## SOURCE TEXT
-------------------------

Well if you lot wanted to sound like professionals, you ought speak the Queen's English right proper.

Also, if you find having your command of language questioned an insult, you are a sorrowful person. Criticism is often unpleasant, but necessary; it performs the same function as pain in the body: it draws attention to an unhealthy state of things.

All current communications theory assumes failures in communication are the fault of the speaker. It is the speaker's job to select appropriate language, to use the language properly, and to adjust for the level of knowledge of the listener. I find two considerations on hand about this point:
  • The original response had a typographical error which was non-obvious. It was a sentence fragment given in response to a large number of statements, but without reference to which statement it addressed. It erroneously indicated an arbitrary member of a set ("any") rather than using a conjunction ("and")--which itself was erroneously placed at the beginning of a sentence (conjunctions don't do that).
  • No amount of Googling turns up the term "dry to" as used here with an explanation; the vast majority of results are irrelevant, and obvious errors made by non-native English speakers. Thus, if this is a technical term, it is not documented anywhere readily reachable.

-------------------------

## SUPPLIED MATERIAL
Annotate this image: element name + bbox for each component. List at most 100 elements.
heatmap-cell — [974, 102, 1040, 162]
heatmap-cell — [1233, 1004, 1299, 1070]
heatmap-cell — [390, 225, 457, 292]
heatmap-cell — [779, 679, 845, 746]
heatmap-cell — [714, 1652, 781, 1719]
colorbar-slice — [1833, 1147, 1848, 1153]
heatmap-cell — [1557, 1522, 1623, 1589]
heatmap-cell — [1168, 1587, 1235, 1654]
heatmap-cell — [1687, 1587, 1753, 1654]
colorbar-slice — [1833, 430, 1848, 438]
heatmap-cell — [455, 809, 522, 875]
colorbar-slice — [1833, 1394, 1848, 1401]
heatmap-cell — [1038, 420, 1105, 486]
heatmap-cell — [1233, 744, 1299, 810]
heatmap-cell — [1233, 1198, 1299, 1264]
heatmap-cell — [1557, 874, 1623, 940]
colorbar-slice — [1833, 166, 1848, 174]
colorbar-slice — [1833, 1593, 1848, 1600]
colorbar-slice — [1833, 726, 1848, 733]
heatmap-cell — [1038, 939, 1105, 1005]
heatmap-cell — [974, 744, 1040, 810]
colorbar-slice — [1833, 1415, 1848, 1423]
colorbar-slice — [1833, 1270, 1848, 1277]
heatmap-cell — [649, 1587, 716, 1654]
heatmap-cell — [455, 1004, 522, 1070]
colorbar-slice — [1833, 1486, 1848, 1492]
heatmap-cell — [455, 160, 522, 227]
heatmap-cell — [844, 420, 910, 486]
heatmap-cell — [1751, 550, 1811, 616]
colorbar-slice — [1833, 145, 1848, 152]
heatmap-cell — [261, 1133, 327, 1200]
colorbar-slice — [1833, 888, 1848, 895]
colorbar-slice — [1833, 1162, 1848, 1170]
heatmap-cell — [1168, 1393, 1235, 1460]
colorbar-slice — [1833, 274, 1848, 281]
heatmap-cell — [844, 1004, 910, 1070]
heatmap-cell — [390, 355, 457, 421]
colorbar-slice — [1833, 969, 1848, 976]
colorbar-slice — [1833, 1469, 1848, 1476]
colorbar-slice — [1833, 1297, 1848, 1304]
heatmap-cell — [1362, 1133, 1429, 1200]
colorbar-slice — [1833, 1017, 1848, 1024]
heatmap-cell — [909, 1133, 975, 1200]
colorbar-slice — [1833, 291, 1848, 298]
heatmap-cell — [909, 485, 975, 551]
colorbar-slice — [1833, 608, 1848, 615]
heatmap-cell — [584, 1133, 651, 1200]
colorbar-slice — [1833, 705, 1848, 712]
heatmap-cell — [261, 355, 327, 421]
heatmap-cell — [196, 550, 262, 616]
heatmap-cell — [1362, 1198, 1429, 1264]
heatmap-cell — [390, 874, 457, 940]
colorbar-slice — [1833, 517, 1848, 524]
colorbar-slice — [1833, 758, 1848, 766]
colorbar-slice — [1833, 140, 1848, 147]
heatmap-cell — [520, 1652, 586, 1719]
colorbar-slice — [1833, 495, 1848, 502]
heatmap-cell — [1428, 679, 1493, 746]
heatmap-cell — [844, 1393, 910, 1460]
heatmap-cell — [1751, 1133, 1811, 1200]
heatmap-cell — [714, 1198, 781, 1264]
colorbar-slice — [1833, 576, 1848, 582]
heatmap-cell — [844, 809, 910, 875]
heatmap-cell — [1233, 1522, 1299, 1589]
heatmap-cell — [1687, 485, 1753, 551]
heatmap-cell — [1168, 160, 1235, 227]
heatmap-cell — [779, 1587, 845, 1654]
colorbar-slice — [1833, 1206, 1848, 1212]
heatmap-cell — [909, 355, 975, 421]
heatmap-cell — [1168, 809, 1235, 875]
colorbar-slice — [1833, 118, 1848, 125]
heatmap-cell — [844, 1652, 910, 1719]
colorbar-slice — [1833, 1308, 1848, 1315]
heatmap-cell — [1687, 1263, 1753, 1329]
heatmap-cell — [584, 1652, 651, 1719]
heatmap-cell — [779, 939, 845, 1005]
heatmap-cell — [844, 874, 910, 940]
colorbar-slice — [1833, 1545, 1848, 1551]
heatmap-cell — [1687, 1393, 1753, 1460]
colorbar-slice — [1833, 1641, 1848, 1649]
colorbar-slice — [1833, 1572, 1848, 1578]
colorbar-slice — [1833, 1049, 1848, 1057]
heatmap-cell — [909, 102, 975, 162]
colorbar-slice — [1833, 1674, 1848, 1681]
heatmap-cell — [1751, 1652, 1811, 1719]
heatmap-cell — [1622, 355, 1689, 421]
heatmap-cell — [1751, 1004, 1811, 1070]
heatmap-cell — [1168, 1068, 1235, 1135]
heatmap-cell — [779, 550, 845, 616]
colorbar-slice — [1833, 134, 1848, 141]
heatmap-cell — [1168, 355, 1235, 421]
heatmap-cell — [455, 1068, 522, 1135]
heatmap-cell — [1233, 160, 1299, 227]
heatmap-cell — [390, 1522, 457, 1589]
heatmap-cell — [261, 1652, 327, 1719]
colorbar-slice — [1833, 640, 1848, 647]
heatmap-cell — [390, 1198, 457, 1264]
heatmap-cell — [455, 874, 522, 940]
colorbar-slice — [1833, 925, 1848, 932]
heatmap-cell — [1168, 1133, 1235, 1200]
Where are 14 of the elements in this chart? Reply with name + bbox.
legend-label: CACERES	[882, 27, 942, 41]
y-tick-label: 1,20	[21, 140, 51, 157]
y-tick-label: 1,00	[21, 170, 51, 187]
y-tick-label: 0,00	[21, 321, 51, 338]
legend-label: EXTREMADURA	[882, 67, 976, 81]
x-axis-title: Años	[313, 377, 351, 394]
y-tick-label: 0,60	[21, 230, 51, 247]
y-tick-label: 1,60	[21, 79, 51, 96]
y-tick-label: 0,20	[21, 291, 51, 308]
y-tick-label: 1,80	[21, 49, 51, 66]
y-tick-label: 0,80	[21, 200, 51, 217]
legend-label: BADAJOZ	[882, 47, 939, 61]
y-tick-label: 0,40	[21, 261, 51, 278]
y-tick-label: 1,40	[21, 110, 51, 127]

-------------------------

## PROBLEMS AND TASKS
1. Please update the stretch of the listing from its first line through the line containing "heatmap-cell — [1233, 1198, 1299, 1264]", replacing "colorbar-slice" with "colorbar-segment" and leaving all else unchanged.
2. Take the post on criticizing someone's use of language further, picking up after its last sentence.
The listing has no connection to the text.

## RESULTS OF THE TASKS
1.
Annotate this image: element name + bbox for each component. List at most 100 elements.
heatmap-cell — [974, 102, 1040, 162]
heatmap-cell — [1233, 1004, 1299, 1070]
heatmap-cell — [390, 225, 457, 292]
heatmap-cell — [779, 679, 845, 746]
heatmap-cell — [714, 1652, 781, 1719]
colorbar-segment — [1833, 1147, 1848, 1153]
heatmap-cell — [1557, 1522, 1623, 1589]
heatmap-cell — [1168, 1587, 1235, 1654]
heatmap-cell — [1687, 1587, 1753, 1654]
colorbar-segment — [1833, 430, 1848, 438]
heatmap-cell — [455, 809, 522, 875]
colorbar-segment — [1833, 1394, 1848, 1401]
heatmap-cell — [1038, 420, 1105, 486]
heatmap-cell — [1233, 744, 1299, 810]
heatmap-cell — [1233, 1198, 1299, 1264]

2.
Syntax and the use of jargon are primary concerns when discussing communications. In this case, the apparent jargon is still readily parsed, so not a concern; although the meaning interpreted by an unfamiliar listener adjusting the sentence may be different than the intended meaning. So maybe if there were a glossary of sorts somewhere, life would be a little less unpleasant. Unfortunately, while I can punch "rheostat" into Google and find out you mean some sort of potentiometer, I can't punch "dry to" into Google and get useful results, so the Internet didn't come with a ready-made glossary.

I'm pretty sure I'm paying for Google to know everything, somehow. It's got to be a line-item in my bill.

It doesn't help that text conveys about 7% of what's being said. When you talk to a person, 38% of the meaning conveyed is vocal--the way you speak--and 55% is non-vocal--everything else you do while speaking--while 7% is actually verbal. This allows people to work together without a common language in strikingly competent capacity, although it is annoying when you have to build a bridge with a Japanese man and you don't know Japanese at all. (Good time to learn.)

An amusing but unrelated point: the speaker-burden theory of communications is so non-obvious that people tend to assume foreigners are too stupid to understand them when they don't know a language well. It hardly occurs to most people that maybe they're not speaking clear {German,French,Korean} when visiting a country, as they assume the other party can figure out what they mean.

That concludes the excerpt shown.